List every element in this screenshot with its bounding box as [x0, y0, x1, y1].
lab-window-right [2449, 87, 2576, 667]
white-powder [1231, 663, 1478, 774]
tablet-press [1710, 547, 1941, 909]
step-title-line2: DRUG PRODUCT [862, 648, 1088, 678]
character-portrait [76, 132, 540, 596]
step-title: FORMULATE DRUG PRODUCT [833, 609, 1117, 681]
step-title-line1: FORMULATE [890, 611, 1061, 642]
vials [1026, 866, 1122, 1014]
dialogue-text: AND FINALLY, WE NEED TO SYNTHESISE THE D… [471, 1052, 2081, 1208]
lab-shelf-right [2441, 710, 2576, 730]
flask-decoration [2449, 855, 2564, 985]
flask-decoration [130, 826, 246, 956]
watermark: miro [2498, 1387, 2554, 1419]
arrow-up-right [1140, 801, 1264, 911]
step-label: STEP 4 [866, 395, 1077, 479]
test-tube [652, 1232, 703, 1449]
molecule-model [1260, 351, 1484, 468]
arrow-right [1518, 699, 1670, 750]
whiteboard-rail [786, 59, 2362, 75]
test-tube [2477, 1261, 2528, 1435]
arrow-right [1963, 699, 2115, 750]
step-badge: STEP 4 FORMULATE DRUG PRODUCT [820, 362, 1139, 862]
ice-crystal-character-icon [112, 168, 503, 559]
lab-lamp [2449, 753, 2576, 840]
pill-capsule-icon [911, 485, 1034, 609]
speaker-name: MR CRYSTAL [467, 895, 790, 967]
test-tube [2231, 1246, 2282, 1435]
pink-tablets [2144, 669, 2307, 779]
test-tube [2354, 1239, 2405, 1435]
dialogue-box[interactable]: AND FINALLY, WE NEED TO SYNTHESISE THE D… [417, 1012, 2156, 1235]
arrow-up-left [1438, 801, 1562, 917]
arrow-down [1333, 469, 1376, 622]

————

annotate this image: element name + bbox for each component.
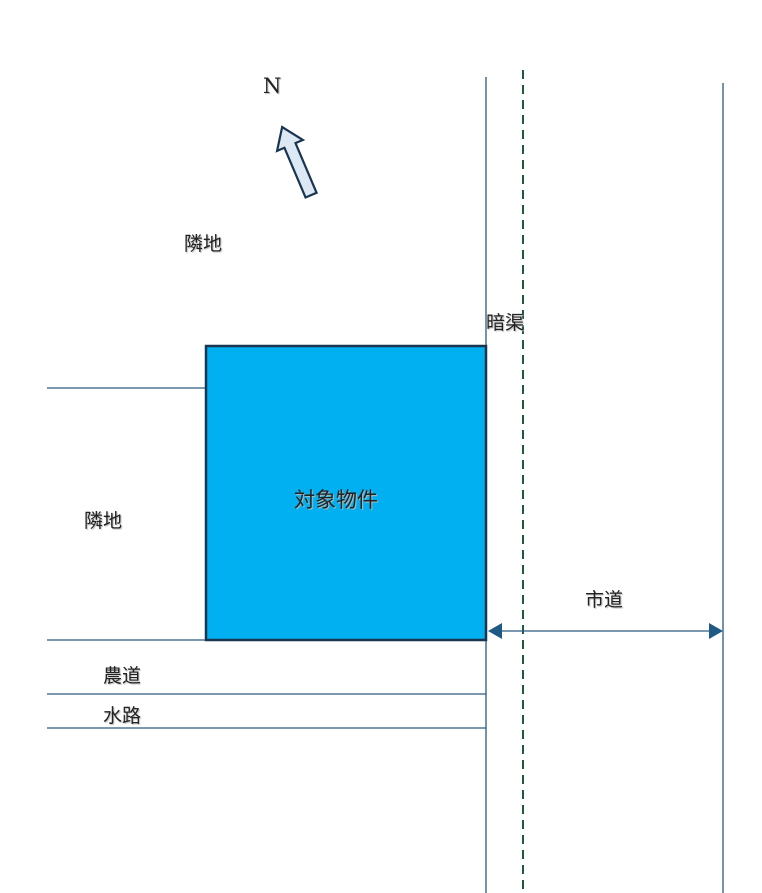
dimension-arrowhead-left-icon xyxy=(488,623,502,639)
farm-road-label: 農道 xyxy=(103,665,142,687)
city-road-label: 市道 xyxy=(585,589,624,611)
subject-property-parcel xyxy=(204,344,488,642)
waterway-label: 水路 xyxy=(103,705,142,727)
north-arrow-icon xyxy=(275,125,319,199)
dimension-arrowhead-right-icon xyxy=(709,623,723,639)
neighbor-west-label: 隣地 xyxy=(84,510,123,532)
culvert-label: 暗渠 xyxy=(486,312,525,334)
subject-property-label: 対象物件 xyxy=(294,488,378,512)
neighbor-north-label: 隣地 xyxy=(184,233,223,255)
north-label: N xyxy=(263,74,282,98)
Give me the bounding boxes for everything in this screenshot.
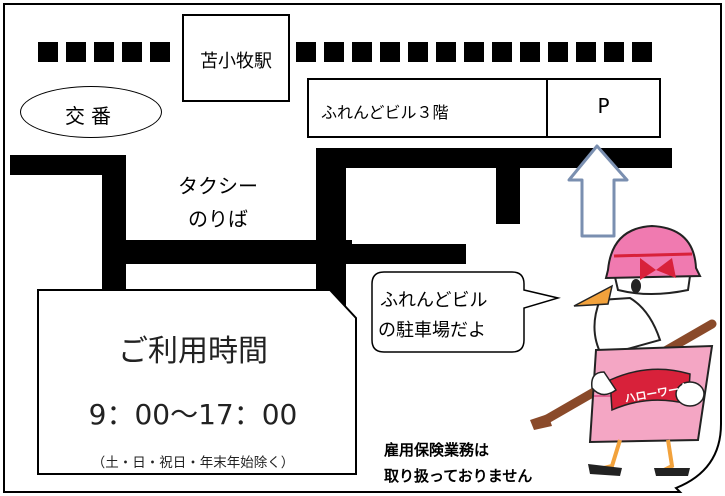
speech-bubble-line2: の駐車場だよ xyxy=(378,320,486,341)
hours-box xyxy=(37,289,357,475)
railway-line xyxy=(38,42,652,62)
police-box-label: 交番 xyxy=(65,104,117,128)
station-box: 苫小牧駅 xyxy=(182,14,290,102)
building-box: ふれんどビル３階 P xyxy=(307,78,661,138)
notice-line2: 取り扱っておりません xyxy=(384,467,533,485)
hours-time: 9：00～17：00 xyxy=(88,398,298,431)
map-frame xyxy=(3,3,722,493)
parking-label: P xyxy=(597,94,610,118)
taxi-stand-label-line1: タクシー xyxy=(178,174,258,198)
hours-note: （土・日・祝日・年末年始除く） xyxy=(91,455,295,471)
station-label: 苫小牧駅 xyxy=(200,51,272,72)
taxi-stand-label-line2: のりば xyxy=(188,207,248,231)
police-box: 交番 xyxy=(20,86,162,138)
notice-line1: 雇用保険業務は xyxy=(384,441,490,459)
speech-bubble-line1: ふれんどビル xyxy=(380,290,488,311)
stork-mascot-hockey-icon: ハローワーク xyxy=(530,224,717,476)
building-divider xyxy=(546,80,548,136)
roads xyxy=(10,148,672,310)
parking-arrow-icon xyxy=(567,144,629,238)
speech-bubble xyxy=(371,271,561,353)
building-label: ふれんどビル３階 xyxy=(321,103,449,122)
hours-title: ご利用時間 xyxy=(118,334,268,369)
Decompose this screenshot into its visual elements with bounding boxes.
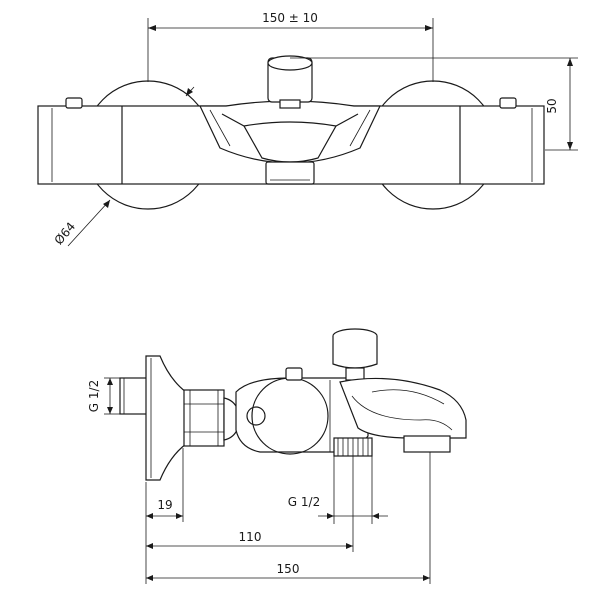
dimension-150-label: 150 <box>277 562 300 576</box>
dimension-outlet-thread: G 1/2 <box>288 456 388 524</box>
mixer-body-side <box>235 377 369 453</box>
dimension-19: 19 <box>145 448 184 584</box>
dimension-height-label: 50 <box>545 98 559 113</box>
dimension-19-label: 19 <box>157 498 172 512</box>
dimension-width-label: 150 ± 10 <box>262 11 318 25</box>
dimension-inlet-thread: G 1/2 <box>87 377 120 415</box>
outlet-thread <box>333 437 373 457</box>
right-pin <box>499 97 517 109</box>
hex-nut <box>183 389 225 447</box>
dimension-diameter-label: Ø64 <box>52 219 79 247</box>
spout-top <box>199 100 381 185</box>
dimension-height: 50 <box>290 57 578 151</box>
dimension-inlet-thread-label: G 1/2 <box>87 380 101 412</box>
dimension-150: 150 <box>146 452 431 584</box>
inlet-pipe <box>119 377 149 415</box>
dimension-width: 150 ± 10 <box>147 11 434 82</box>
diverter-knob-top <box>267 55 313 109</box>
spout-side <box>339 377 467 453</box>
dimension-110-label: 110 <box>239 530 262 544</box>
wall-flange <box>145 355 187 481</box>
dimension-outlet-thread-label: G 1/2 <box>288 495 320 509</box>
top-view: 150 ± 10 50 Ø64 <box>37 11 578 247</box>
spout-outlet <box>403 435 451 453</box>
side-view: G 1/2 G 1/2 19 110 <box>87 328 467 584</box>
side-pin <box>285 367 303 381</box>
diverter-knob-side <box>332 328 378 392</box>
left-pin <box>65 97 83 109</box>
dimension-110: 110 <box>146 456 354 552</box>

————

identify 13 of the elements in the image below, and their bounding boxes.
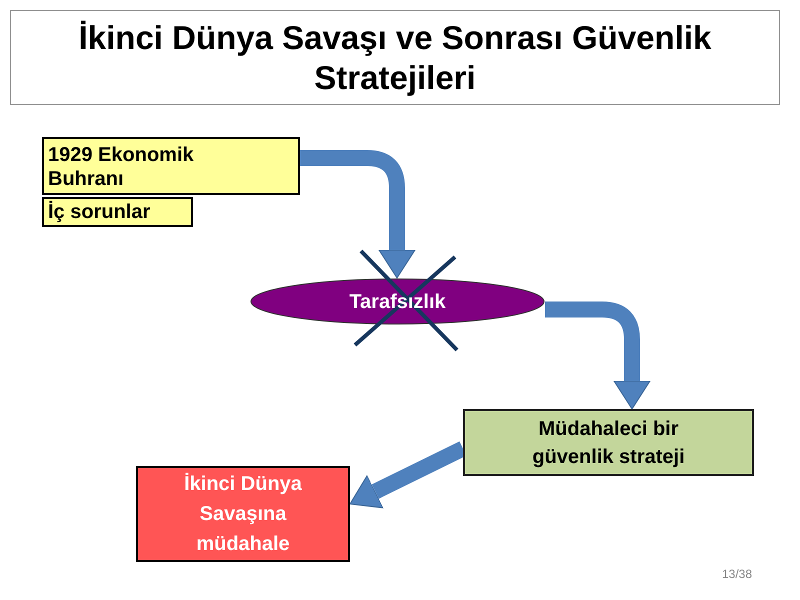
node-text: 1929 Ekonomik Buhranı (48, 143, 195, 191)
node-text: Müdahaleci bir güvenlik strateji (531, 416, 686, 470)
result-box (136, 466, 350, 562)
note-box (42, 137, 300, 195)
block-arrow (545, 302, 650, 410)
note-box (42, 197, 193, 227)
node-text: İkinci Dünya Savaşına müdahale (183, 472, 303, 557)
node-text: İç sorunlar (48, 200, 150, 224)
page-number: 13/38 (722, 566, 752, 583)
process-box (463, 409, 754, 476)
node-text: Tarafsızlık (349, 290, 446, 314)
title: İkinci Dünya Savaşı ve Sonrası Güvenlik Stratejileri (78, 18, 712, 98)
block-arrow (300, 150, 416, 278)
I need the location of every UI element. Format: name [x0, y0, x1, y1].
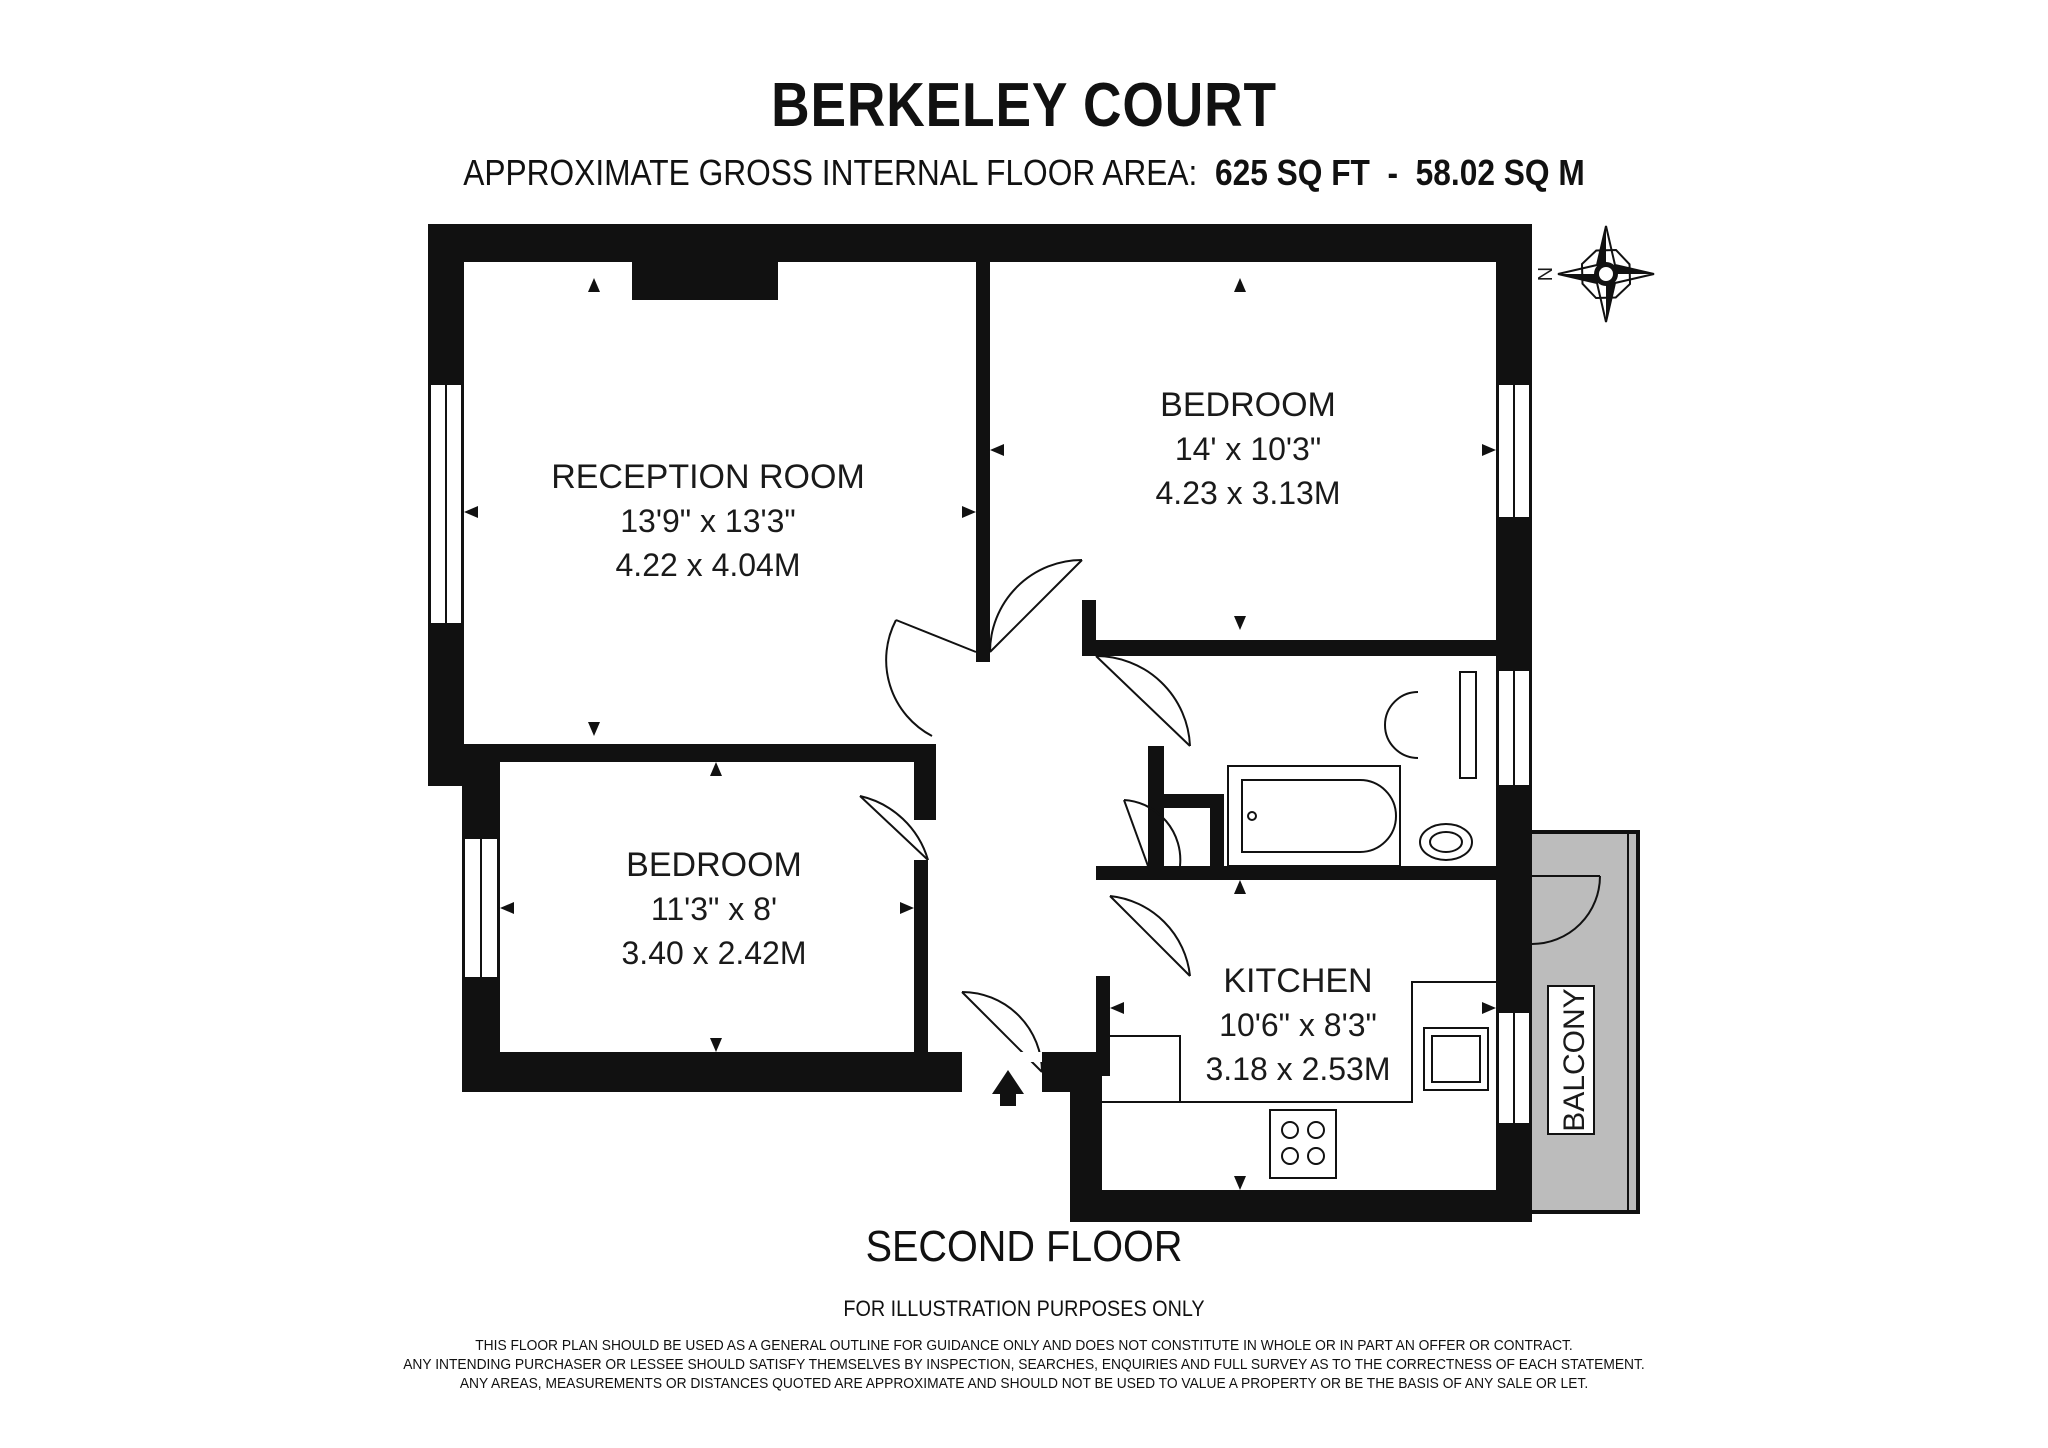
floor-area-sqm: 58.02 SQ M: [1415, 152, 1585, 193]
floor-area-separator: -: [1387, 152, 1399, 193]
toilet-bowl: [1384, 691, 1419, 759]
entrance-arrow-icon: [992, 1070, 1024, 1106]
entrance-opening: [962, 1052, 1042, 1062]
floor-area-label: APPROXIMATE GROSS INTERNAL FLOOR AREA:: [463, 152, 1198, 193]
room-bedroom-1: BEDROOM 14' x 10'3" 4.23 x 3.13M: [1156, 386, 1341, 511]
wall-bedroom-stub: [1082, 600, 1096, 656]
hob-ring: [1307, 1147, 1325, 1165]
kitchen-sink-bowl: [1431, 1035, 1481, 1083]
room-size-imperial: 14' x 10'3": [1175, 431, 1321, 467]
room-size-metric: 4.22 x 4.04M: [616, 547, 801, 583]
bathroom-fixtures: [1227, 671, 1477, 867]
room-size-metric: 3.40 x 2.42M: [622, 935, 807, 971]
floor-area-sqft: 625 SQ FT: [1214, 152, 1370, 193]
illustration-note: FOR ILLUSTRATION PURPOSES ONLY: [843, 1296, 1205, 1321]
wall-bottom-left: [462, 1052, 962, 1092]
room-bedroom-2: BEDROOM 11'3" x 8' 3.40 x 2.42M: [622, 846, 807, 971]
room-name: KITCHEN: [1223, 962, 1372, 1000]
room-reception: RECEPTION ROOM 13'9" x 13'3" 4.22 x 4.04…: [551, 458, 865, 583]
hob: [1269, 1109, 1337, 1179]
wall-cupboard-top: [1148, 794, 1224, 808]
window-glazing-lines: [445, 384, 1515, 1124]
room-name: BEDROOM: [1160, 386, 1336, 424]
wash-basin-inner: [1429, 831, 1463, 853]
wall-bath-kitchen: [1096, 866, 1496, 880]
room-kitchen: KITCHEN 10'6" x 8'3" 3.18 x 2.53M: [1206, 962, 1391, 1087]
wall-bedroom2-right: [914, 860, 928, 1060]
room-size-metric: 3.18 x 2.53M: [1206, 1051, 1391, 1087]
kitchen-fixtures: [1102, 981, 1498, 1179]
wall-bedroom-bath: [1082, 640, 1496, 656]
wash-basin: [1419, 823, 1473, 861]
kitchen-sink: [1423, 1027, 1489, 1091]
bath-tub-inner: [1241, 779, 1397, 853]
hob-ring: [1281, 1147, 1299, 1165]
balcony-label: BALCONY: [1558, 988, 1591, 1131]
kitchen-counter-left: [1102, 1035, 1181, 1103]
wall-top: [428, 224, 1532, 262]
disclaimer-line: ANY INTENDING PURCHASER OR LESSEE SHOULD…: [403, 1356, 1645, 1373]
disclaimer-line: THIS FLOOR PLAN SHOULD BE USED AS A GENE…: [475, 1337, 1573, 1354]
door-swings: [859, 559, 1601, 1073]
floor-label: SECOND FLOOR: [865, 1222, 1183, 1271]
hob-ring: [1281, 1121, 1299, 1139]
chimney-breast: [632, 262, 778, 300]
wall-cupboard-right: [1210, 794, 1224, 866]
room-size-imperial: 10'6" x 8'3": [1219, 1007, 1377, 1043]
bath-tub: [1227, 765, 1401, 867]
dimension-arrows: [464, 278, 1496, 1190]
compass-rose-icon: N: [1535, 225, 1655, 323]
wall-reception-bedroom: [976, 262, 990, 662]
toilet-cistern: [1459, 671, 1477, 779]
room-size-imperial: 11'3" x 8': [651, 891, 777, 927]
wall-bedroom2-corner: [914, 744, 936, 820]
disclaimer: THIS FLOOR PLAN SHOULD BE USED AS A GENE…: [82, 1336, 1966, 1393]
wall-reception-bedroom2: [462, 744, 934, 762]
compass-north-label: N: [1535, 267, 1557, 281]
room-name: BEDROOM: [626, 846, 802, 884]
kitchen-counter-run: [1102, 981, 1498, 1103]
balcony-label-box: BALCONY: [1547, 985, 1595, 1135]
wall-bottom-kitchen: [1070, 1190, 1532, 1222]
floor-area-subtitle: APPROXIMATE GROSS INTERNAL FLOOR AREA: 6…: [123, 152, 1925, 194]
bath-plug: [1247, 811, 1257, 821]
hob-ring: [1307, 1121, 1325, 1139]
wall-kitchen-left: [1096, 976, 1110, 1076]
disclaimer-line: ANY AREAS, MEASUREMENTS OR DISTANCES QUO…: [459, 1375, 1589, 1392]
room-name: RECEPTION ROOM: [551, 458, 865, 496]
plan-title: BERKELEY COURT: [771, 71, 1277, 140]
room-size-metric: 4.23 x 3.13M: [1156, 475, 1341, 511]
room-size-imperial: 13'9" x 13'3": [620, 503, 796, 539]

————

Task details: Copy the records verbatim, beginning with the line containing "List every element" and continuing through the line containing "arrow-down [1333, 469, 1376, 622]", with both of those lines included.

Exercise solution:
List every element in this screenshot with its bounding box as [x0, y0, x1, y1].
lab-window-right [2449, 87, 2576, 667]
white-powder [1231, 663, 1478, 774]
tablet-press [1710, 547, 1941, 909]
step-title-line2: DRUG PRODUCT [862, 648, 1088, 678]
character-portrait [76, 132, 540, 596]
step-title: FORMULATE DRUG PRODUCT [833, 609, 1117, 681]
step-title-line1: FORMULATE [890, 611, 1061, 642]
vials [1026, 866, 1122, 1014]
dialogue-text: AND FINALLY, WE NEED TO SYNTHESISE THE D… [471, 1052, 2081, 1208]
lab-shelf-right [2441, 710, 2576, 730]
flask-decoration [2449, 855, 2564, 985]
flask-decoration [130, 826, 246, 956]
watermark: miro [2498, 1387, 2554, 1419]
arrow-up-right [1140, 801, 1264, 911]
step-label: STEP 4 [866, 395, 1077, 479]
test-tube [652, 1232, 703, 1449]
molecule-model [1260, 351, 1484, 468]
arrow-right [1518, 699, 1670, 750]
whiteboard-rail [786, 59, 2362, 75]
test-tube [2477, 1261, 2528, 1435]
arrow-right [1963, 699, 2115, 750]
step-badge: STEP 4 FORMULATE DRUG PRODUCT [820, 362, 1139, 862]
ice-crystal-character-icon [112, 168, 503, 559]
lab-lamp [2449, 753, 2576, 840]
pill-capsule-icon [911, 485, 1034, 609]
speaker-name: MR CRYSTAL [467, 895, 790, 967]
test-tube [2231, 1246, 2282, 1435]
pink-tablets [2144, 669, 2307, 779]
test-tube [2354, 1239, 2405, 1435]
dialogue-box[interactable]: AND FINALLY, WE NEED TO SYNTHESISE THE D… [417, 1012, 2156, 1235]
arrow-up-left [1438, 801, 1562, 917]
arrow-down [1333, 469, 1376, 622]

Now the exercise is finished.